Isolate every line in the records below with "Luftdruck" in it.

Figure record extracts
** START **
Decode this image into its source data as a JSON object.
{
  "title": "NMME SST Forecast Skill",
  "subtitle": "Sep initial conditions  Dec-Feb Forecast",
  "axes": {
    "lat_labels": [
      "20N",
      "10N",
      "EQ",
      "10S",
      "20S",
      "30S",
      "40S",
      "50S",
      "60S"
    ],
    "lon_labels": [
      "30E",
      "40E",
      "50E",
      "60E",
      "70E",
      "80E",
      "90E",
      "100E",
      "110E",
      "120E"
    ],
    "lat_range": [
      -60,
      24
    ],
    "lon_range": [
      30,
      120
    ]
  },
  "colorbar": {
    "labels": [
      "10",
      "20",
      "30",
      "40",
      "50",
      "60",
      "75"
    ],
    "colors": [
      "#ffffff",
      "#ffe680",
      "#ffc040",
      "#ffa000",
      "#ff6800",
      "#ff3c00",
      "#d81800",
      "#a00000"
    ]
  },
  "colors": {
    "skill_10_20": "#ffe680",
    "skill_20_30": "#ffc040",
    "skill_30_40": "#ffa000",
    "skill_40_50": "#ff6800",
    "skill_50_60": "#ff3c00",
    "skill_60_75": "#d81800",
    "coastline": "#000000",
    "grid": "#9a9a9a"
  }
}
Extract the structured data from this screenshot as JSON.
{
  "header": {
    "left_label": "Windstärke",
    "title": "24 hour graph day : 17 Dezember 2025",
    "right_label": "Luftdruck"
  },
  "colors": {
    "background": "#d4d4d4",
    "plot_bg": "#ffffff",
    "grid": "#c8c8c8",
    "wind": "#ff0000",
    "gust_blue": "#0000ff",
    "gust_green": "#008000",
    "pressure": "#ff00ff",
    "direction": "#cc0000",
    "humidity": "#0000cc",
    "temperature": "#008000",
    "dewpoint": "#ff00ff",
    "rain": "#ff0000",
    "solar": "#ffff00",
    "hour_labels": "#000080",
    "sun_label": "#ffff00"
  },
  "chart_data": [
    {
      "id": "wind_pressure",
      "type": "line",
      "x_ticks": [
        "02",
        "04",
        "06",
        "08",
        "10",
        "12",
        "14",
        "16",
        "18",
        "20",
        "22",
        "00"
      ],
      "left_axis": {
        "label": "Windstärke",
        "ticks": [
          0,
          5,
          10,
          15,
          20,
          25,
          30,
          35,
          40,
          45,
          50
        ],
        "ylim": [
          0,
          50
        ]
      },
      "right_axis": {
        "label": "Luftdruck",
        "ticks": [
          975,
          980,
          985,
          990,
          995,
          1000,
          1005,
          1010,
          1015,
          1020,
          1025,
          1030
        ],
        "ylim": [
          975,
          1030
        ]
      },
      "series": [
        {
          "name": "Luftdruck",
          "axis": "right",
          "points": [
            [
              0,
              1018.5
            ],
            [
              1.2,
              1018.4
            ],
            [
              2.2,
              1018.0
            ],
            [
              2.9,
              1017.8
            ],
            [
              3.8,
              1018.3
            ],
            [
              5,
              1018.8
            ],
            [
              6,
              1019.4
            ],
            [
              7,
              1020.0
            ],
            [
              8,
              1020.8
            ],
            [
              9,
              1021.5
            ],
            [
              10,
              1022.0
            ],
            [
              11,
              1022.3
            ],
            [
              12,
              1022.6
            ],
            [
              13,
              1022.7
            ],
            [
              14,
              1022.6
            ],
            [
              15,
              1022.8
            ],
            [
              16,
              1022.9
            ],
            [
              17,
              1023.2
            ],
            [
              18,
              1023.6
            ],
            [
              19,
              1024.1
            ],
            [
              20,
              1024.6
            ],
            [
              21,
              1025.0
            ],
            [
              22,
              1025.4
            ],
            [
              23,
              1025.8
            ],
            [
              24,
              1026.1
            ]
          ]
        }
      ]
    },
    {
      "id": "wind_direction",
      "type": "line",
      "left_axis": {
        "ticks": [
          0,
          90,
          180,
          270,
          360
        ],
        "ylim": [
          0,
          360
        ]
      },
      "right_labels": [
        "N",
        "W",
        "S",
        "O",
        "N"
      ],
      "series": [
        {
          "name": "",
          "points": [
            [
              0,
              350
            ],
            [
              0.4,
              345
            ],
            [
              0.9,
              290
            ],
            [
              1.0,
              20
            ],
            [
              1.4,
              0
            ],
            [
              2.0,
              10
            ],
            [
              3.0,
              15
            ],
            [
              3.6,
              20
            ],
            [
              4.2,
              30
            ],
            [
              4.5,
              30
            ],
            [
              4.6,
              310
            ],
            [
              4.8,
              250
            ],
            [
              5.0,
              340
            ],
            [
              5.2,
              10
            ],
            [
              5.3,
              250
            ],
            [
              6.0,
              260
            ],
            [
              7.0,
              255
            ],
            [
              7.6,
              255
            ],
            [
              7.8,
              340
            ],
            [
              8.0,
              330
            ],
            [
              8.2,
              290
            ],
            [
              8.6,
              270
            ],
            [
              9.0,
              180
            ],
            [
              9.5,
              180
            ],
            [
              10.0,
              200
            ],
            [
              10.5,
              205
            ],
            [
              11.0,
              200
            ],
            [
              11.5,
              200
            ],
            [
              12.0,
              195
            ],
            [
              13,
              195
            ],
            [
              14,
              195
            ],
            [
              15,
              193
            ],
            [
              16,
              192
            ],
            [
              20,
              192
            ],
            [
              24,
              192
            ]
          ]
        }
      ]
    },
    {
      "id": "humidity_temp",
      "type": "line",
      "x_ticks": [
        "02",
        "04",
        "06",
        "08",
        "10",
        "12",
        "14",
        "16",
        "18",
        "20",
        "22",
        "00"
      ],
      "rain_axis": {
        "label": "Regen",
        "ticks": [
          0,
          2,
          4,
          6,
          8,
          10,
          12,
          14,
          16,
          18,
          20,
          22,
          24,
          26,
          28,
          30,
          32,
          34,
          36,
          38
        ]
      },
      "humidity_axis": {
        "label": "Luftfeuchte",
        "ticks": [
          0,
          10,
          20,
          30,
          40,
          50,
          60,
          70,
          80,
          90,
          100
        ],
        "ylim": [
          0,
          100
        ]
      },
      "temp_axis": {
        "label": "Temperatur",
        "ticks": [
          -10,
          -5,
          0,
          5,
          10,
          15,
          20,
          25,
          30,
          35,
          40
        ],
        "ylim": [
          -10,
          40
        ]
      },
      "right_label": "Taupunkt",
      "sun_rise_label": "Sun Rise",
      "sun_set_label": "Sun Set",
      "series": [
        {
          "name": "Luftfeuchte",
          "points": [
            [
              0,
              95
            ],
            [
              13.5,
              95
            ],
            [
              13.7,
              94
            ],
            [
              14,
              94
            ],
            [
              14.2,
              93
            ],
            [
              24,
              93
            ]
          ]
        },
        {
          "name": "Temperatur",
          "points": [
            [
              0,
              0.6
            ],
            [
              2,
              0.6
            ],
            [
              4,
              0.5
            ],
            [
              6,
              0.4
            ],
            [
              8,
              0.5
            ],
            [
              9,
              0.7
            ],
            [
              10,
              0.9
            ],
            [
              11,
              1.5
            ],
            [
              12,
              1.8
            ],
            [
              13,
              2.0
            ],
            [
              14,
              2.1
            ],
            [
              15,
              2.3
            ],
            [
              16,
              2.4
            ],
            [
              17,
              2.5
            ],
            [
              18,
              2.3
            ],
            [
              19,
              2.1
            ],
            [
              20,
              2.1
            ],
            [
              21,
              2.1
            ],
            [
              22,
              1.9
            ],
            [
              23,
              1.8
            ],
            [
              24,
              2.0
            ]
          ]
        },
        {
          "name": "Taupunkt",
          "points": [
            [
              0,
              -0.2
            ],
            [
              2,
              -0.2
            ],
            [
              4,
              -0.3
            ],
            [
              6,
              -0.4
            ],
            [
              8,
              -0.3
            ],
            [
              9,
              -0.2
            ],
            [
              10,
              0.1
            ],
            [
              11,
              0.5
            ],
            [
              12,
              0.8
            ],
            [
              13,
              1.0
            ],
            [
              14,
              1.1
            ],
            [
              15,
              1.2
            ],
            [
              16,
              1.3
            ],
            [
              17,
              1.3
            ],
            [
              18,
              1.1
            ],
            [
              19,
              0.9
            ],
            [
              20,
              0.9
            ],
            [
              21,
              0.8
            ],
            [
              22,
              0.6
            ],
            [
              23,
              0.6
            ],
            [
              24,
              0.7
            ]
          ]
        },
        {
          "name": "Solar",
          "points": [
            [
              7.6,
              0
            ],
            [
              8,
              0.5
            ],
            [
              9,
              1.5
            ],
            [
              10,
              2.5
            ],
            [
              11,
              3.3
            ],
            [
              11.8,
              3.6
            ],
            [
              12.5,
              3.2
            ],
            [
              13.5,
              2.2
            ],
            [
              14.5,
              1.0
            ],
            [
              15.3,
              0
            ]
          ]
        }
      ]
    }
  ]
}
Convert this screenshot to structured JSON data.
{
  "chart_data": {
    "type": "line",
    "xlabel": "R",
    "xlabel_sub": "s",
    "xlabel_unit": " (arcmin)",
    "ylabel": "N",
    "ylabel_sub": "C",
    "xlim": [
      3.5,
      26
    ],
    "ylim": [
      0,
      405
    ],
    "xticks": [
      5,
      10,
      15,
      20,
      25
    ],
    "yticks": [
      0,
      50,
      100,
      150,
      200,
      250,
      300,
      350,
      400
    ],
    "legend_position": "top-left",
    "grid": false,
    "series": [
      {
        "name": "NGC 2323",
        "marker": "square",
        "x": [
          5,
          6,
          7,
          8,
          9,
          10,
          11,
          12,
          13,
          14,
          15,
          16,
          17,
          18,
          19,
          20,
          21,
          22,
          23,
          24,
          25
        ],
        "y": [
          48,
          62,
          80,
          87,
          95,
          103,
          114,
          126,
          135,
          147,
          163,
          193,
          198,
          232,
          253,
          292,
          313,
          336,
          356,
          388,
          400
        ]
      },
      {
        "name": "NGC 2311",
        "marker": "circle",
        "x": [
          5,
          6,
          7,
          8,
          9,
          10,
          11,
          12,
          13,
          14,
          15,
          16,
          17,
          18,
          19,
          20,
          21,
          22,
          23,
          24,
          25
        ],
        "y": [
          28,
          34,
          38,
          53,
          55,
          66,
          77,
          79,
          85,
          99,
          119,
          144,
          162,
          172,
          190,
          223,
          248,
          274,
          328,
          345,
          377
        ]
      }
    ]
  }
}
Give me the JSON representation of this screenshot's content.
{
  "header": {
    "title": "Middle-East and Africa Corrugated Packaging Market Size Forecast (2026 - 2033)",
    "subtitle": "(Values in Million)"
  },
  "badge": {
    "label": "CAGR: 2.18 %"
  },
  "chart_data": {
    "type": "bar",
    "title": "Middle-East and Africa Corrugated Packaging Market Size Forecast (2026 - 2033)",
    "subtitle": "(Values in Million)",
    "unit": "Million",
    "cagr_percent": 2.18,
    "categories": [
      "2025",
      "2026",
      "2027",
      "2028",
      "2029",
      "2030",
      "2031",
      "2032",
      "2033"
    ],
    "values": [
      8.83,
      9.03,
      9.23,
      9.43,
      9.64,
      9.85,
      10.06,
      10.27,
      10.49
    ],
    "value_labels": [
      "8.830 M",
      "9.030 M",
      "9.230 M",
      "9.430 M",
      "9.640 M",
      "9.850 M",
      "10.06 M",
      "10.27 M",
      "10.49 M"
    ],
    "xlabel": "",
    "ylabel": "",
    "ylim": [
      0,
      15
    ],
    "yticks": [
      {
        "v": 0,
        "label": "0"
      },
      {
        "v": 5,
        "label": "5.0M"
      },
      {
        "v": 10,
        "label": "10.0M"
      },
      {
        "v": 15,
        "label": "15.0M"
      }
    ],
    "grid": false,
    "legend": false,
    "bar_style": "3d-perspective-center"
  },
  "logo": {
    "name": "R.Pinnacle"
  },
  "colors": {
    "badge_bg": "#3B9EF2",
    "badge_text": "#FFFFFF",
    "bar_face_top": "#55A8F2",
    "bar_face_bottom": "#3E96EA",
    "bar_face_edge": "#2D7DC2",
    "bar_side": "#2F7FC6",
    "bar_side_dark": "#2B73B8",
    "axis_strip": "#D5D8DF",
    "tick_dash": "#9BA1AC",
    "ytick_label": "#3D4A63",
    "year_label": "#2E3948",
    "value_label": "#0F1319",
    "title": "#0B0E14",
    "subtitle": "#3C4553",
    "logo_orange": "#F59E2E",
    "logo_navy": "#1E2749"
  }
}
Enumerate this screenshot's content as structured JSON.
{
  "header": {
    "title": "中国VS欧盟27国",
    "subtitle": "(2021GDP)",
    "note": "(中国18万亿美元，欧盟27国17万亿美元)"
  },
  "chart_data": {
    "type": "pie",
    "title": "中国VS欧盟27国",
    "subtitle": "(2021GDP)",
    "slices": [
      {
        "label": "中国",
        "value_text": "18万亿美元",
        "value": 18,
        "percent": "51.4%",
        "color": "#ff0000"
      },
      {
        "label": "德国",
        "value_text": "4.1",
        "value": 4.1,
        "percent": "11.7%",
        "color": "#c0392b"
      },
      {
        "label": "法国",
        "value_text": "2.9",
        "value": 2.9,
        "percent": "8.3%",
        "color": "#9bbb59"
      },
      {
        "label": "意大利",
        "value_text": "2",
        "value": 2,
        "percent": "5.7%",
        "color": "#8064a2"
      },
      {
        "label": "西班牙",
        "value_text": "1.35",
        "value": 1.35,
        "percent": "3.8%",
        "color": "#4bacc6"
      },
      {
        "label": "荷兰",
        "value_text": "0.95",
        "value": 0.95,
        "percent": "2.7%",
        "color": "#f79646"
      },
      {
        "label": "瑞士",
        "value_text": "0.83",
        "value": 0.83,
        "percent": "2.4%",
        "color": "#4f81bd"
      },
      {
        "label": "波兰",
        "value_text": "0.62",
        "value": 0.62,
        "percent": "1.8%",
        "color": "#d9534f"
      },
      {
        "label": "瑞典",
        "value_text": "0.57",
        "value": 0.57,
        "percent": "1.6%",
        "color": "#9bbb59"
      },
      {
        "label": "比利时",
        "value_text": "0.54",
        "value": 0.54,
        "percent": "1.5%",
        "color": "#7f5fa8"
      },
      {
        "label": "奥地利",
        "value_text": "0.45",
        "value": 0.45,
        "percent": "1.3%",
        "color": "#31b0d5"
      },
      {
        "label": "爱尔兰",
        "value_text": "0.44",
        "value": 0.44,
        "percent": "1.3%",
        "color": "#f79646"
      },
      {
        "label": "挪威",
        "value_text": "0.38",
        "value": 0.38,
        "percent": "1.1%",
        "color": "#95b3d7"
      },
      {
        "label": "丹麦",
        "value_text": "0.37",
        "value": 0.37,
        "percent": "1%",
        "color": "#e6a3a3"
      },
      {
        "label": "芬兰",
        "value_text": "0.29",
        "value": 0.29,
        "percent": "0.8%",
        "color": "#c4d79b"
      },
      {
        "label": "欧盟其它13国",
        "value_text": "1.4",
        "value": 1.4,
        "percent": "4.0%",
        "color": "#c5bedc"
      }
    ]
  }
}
** END **
RESPONSE TO THE EXERCISE |
    "right_label": "Luftdruck"
        "label": "Luftdruck",
          "name": "Luftdruck",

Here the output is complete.